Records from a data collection

******

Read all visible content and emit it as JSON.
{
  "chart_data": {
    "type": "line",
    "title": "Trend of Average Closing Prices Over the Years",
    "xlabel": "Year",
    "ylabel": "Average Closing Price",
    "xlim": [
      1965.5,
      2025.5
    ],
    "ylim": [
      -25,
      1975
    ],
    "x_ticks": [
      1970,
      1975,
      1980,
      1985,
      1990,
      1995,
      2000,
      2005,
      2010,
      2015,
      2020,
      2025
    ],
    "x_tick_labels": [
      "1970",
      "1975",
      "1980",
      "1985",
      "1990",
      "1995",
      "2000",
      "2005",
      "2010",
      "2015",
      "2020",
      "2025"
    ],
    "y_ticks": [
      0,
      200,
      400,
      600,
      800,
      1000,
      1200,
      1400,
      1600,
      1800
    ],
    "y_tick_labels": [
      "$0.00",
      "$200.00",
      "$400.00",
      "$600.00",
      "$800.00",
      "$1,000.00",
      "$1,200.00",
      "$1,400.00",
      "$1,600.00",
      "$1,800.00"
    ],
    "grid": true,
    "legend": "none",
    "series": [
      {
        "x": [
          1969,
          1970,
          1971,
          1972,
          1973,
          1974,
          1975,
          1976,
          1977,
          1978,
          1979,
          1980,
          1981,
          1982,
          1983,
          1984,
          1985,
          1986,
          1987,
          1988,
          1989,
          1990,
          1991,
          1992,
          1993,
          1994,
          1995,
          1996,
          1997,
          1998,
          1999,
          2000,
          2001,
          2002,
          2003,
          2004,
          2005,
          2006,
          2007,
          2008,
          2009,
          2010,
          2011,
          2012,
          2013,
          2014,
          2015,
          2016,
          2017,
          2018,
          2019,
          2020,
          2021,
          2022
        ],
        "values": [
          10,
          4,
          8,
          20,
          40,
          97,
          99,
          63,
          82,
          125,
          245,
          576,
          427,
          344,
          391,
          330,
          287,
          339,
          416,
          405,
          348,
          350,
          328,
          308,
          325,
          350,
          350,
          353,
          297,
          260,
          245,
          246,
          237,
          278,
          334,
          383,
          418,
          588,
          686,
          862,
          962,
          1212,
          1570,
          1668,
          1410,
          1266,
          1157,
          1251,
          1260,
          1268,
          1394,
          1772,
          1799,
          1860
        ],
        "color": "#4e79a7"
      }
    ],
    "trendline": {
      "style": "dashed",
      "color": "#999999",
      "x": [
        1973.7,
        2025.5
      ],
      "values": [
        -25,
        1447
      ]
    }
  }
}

******

Work instructions | Show each line of the listing that holds the string "Average".

Response |
    "title": "Trend of Average Closing Prices Over the Years",
    "ylabel": "Average Closing Price",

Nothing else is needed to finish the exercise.